**DATA RECORDS**
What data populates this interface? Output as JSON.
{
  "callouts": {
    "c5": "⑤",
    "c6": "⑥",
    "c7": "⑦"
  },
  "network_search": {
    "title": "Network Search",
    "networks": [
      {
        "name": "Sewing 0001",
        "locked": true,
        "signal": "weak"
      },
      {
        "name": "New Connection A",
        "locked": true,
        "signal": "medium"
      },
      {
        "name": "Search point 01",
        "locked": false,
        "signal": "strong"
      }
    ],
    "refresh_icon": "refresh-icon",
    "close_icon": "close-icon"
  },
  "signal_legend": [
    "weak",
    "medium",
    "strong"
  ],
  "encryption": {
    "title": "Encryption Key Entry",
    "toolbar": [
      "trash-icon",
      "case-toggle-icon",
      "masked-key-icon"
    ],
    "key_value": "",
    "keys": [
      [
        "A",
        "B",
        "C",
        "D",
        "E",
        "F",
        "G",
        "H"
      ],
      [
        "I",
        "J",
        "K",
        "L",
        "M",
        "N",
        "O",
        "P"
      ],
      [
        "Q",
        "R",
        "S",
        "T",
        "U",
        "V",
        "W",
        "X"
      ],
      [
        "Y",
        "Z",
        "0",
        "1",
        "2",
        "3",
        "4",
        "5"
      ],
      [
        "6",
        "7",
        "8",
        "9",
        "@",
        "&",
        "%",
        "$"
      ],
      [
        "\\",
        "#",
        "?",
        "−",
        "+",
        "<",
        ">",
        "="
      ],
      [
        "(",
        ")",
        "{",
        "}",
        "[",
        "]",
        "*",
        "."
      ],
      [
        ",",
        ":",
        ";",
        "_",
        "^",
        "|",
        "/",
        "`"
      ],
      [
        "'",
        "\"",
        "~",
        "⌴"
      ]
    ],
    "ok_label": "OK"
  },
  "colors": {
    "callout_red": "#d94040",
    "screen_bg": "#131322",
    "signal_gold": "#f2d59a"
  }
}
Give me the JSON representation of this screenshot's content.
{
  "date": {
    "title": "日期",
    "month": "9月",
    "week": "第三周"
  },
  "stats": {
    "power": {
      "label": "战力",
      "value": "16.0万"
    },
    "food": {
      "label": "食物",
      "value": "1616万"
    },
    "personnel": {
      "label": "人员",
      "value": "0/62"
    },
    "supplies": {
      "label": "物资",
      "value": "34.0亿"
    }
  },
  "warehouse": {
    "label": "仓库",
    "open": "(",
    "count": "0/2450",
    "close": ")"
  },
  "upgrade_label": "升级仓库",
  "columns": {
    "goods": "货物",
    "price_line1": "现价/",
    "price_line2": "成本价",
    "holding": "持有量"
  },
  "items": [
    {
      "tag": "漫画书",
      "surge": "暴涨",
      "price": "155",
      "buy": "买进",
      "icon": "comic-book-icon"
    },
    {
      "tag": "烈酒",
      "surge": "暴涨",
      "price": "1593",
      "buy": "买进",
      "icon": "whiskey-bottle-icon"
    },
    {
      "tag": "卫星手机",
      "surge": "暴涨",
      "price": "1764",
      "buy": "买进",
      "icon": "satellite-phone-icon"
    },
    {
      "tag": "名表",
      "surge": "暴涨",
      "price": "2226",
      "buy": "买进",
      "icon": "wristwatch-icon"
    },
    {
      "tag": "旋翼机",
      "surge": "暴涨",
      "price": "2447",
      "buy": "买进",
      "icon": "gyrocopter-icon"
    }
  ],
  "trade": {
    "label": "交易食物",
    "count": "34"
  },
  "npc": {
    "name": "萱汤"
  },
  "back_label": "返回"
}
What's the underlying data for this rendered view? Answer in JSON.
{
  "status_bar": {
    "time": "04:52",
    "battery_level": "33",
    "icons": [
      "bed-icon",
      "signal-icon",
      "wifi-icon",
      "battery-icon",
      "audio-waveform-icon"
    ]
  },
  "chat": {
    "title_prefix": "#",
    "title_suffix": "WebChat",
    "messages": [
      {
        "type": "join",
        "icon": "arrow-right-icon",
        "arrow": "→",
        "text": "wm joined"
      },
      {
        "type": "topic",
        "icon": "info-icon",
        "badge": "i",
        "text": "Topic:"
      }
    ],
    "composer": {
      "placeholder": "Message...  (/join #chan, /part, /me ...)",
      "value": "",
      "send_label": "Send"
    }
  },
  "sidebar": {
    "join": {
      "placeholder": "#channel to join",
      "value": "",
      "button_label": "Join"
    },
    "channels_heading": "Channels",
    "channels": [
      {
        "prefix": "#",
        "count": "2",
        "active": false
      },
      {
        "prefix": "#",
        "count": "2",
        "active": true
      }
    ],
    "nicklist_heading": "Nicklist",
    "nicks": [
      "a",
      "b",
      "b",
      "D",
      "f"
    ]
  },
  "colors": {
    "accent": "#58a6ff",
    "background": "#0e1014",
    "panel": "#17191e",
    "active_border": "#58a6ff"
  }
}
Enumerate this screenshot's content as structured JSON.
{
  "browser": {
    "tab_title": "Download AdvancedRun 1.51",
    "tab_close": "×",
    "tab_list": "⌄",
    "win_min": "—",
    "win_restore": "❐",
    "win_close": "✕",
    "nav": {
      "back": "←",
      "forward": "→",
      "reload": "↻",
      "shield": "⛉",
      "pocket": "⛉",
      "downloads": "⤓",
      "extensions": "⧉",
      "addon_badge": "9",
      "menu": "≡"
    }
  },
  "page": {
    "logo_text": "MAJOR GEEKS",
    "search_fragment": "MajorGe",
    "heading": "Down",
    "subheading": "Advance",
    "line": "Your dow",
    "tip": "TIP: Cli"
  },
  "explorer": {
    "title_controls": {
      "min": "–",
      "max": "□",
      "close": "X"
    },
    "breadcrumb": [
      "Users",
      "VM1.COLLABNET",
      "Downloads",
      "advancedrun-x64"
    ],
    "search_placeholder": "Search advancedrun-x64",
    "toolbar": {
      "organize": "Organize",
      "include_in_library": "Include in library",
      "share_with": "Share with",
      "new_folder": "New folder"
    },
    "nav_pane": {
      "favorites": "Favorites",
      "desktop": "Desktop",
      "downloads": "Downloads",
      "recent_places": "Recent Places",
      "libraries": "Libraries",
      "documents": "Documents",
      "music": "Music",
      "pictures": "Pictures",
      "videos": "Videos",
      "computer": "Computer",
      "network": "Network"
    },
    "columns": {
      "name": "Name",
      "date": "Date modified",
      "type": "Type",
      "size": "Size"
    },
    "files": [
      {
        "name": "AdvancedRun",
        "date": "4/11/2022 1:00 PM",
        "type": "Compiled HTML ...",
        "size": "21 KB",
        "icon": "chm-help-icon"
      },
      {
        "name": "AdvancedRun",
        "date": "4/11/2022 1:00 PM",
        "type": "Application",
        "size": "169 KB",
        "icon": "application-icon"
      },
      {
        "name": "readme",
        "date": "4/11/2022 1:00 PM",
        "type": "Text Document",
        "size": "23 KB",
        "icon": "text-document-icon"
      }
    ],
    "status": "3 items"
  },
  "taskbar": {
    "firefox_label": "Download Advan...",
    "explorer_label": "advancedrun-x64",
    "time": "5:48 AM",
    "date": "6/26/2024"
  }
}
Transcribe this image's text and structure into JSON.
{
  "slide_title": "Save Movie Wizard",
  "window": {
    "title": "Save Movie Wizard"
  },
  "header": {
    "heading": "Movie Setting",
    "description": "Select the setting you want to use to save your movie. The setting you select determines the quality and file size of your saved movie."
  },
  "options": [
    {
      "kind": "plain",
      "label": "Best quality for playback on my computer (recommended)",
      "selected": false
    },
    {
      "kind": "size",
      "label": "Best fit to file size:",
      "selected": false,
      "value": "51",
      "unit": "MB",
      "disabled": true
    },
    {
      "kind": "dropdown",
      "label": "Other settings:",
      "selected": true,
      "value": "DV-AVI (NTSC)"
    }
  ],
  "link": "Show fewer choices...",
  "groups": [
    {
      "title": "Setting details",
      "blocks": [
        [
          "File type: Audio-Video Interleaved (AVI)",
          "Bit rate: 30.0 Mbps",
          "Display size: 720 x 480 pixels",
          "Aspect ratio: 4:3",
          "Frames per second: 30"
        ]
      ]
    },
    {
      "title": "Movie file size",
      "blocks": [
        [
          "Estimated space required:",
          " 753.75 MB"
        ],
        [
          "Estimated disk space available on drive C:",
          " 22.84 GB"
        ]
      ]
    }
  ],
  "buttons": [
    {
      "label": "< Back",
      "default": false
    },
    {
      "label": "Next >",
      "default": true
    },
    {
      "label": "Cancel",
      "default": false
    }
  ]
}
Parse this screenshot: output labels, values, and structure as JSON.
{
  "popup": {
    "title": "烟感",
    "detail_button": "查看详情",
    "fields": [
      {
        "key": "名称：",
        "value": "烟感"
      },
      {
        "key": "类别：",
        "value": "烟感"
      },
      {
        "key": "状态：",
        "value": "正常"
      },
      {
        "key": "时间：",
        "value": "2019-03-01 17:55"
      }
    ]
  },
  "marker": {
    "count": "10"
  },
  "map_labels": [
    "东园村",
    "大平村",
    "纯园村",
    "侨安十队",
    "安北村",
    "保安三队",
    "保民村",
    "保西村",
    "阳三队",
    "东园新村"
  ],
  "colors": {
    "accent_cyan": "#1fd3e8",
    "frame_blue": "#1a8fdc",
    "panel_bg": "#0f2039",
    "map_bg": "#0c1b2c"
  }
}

**AIM OF THE TASK**
Find the lines holding "screenshot" and list every one.

**OUTPUT OF THE EXERCISE**
Give me the JSON representation of this screenshot's content.
Enumerate this screenshot's content as structured JSON.
Parse this screenshot: output labels, values, and structure as JSON.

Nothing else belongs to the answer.